| INSTRUCTION |
Identify every line containing the word "title" and reproduce each one.

| GIVEN RECORDS |
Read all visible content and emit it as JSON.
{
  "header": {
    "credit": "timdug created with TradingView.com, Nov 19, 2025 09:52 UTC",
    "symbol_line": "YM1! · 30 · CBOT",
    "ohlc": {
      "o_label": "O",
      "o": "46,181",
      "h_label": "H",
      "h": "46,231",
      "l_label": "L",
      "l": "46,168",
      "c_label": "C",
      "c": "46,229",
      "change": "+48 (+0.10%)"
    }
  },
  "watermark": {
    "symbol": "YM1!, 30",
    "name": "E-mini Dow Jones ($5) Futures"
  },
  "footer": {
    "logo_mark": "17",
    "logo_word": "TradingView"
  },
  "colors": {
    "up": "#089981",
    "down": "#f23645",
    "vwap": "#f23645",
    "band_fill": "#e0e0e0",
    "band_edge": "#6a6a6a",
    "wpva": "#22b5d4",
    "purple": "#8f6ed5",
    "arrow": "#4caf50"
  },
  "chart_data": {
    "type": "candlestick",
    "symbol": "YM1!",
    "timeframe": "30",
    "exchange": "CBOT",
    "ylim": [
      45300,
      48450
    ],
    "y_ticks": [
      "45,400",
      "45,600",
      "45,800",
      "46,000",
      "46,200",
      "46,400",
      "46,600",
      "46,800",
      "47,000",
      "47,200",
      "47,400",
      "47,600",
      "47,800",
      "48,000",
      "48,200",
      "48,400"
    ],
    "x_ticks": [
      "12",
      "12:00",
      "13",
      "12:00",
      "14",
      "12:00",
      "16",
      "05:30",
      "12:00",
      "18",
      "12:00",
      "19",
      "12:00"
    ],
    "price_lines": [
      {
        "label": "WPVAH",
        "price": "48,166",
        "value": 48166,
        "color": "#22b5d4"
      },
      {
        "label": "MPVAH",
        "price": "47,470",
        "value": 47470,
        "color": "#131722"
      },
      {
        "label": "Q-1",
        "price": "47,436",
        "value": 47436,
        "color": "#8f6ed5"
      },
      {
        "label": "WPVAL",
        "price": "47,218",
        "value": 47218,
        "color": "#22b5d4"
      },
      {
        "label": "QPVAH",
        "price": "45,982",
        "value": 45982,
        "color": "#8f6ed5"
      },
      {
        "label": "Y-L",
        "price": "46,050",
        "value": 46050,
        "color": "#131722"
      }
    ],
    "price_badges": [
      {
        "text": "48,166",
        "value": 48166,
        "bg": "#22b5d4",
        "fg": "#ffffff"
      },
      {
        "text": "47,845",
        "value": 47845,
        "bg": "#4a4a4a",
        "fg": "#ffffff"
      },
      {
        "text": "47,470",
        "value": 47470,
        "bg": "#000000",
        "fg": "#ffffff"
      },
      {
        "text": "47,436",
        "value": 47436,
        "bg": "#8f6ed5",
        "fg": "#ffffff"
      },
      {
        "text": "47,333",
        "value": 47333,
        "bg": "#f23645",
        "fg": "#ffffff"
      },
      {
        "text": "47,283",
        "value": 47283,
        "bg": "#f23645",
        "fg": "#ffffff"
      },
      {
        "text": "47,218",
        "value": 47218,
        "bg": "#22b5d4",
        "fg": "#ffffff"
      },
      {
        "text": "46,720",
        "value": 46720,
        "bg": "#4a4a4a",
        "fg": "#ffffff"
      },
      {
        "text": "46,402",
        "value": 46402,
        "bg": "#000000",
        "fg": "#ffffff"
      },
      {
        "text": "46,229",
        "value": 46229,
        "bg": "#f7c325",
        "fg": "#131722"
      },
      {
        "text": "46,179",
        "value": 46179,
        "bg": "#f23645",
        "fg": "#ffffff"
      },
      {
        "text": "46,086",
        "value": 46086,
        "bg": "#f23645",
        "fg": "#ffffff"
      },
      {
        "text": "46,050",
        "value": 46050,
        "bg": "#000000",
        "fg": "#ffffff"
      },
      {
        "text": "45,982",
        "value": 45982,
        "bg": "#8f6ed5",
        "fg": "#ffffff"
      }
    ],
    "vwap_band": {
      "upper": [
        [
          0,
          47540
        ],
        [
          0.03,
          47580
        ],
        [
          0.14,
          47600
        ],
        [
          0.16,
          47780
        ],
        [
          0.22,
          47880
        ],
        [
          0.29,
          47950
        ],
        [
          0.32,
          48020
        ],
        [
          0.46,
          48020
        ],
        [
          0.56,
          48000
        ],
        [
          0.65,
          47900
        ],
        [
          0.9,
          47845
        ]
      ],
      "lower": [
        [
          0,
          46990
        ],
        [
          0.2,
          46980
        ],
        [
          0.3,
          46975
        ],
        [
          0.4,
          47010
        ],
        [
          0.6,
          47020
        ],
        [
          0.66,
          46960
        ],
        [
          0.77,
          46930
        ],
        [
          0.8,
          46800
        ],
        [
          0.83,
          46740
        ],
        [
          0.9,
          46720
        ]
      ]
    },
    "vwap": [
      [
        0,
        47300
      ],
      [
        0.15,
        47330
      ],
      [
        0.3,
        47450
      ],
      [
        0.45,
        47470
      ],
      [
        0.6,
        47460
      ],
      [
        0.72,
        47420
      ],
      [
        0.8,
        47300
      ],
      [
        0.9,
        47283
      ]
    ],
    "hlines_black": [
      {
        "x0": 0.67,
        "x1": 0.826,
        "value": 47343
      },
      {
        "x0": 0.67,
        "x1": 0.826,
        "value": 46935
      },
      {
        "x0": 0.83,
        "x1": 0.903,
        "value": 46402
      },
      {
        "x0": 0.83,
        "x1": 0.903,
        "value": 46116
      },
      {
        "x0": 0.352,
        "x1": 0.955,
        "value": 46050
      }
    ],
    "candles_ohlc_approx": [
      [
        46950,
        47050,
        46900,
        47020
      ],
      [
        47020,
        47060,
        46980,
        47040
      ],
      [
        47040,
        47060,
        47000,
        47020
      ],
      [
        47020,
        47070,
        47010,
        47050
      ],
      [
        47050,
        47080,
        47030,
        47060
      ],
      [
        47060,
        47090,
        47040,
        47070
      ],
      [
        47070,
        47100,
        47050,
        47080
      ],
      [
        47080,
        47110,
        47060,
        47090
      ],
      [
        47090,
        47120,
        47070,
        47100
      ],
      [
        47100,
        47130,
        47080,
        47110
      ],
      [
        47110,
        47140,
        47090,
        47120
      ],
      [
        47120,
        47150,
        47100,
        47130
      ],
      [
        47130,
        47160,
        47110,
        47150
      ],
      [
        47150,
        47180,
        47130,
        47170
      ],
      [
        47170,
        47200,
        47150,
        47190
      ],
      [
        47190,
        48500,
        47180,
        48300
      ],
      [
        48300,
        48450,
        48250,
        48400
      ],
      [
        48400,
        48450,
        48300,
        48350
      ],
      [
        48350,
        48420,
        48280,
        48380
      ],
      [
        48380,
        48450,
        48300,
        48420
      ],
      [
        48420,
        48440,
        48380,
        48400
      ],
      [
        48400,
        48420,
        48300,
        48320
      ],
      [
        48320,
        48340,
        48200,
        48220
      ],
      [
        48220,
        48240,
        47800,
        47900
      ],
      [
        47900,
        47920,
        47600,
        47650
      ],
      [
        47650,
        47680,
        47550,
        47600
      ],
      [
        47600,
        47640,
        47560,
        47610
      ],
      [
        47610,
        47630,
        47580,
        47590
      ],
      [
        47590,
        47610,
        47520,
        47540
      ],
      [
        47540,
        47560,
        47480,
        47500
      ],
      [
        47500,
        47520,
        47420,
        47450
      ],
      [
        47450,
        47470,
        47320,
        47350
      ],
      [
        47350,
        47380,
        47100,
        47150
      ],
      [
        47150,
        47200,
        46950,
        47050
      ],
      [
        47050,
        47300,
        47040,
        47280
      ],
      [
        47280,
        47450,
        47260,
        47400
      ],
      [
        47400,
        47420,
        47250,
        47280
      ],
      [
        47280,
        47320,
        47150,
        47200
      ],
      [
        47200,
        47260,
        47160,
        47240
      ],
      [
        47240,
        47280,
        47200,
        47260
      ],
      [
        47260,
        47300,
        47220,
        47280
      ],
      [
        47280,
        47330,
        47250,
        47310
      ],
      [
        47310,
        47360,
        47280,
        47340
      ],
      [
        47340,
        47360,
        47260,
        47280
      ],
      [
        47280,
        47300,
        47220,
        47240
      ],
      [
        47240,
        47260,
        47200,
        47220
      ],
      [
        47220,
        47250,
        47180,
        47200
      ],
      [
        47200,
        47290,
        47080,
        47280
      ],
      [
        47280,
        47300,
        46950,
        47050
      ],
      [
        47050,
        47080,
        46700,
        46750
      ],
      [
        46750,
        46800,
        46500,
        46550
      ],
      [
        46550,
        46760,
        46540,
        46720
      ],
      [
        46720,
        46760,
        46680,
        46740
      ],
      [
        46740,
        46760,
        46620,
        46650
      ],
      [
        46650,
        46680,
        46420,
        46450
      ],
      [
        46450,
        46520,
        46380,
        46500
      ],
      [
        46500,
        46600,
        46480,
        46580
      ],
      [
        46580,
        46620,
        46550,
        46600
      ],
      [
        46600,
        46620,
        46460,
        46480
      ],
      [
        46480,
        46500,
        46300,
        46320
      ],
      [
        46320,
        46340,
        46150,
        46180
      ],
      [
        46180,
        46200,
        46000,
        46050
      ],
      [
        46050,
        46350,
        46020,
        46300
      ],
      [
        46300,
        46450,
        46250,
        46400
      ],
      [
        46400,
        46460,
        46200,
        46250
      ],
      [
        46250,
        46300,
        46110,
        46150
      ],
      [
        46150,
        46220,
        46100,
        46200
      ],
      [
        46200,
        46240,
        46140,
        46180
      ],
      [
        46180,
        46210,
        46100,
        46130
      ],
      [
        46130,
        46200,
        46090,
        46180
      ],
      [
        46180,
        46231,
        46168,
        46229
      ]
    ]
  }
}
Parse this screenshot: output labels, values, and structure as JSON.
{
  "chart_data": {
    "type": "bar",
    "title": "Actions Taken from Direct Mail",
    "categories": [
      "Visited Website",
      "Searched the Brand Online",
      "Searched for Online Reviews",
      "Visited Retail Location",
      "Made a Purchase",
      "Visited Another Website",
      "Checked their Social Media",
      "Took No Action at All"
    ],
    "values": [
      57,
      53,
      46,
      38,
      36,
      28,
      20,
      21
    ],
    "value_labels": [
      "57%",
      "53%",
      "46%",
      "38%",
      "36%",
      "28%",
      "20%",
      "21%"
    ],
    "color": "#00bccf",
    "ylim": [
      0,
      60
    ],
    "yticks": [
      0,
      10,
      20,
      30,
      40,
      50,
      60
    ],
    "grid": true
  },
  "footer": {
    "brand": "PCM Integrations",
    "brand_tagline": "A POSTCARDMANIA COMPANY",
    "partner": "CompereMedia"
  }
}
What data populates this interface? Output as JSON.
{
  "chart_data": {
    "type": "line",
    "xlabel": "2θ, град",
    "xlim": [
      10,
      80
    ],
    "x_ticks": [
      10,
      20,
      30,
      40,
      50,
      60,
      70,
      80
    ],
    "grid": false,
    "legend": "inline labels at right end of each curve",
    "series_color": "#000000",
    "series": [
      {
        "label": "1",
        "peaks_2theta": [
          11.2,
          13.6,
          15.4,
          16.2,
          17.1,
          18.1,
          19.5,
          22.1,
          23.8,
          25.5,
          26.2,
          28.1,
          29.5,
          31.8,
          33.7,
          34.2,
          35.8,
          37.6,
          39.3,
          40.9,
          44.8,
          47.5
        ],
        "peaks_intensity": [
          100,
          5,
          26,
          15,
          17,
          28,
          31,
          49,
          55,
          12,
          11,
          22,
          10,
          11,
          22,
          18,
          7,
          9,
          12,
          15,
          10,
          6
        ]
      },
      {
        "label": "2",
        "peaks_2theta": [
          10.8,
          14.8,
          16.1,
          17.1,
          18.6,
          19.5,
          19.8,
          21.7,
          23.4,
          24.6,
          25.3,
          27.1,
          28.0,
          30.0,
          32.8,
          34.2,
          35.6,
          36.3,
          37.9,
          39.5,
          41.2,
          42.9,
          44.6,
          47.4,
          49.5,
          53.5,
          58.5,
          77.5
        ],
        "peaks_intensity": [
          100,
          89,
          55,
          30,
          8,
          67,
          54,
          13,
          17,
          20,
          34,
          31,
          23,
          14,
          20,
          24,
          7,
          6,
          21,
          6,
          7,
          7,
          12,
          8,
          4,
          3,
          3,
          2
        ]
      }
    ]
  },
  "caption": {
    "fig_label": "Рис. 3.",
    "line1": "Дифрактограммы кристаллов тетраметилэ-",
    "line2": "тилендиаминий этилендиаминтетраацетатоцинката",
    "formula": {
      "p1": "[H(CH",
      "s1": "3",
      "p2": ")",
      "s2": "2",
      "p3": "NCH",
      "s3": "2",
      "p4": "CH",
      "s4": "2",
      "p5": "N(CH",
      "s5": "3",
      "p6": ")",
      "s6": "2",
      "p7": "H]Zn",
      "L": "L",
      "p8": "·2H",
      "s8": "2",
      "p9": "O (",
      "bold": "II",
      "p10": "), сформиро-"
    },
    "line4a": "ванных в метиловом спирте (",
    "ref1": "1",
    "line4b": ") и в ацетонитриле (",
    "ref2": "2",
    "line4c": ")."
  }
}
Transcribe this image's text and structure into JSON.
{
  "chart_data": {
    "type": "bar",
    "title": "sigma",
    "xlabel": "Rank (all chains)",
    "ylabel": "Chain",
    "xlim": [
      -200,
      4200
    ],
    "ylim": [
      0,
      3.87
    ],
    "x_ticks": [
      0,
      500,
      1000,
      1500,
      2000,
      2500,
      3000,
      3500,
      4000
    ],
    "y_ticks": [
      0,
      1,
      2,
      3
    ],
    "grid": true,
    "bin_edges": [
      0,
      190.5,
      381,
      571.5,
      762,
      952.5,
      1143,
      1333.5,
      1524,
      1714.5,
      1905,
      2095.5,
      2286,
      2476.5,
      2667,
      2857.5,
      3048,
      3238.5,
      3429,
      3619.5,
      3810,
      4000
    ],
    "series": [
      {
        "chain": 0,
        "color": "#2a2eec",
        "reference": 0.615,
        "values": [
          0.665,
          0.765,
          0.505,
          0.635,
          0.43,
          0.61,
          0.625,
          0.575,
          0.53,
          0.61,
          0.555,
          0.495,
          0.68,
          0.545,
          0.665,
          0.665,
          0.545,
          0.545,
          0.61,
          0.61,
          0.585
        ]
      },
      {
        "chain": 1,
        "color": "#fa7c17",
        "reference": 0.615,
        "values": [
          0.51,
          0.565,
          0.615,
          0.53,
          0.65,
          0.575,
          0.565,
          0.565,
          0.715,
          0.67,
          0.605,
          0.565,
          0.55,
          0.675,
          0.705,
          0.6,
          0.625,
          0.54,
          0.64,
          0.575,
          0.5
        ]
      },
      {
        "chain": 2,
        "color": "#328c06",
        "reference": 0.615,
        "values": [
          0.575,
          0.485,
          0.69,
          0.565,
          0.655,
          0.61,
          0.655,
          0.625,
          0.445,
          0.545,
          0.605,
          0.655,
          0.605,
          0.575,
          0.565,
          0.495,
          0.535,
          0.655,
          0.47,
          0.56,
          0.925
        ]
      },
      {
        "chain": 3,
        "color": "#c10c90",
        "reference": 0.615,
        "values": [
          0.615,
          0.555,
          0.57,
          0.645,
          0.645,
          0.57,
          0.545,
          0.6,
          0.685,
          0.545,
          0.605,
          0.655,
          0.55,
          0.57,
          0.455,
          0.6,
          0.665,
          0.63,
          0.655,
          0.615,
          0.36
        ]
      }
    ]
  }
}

| COMPLETE ANSWER |
    "title": "Actions Taken from Direct Mail",
    "title": "sigma",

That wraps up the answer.